TO DO: Check each line of the records for "说明薄膜厚度均匀"; collect those that have it.

EXTRACTED DATA:
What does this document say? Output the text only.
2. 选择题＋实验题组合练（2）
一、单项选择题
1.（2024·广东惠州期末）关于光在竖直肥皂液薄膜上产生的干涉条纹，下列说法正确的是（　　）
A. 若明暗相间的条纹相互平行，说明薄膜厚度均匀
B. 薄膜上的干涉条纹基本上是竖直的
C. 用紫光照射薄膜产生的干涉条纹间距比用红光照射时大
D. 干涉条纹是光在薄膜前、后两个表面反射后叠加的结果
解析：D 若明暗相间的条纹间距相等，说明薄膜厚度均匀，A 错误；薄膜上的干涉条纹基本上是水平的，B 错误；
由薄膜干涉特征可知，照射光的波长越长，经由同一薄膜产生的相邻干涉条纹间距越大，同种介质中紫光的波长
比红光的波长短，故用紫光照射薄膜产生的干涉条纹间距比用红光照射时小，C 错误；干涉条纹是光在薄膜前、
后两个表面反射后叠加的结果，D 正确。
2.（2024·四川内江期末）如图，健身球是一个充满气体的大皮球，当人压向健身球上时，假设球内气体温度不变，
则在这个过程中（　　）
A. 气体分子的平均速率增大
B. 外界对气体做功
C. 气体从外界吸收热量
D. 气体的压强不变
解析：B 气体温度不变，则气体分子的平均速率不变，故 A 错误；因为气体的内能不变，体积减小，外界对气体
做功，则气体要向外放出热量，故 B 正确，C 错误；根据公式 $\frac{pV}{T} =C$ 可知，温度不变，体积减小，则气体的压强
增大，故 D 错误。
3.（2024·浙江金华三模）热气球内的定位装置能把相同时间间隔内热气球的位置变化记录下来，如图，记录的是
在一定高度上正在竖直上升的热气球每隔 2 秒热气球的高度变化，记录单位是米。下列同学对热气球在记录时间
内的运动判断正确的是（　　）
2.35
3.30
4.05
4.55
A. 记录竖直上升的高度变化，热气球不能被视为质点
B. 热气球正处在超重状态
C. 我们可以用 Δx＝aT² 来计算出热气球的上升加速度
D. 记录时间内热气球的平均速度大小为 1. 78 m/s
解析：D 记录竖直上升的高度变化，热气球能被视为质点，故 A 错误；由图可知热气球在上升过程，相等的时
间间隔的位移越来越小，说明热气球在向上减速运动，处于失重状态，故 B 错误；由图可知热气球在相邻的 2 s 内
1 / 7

RESPONSE TO THIS TASK:
A. 若明暗相间的条纹相互平行，说明薄膜厚度均匀
解析：D 若明暗相间的条纹间距相等，说明薄膜厚度均匀，A 错误；薄膜上的干涉条纹基本上是水平的，B 错误；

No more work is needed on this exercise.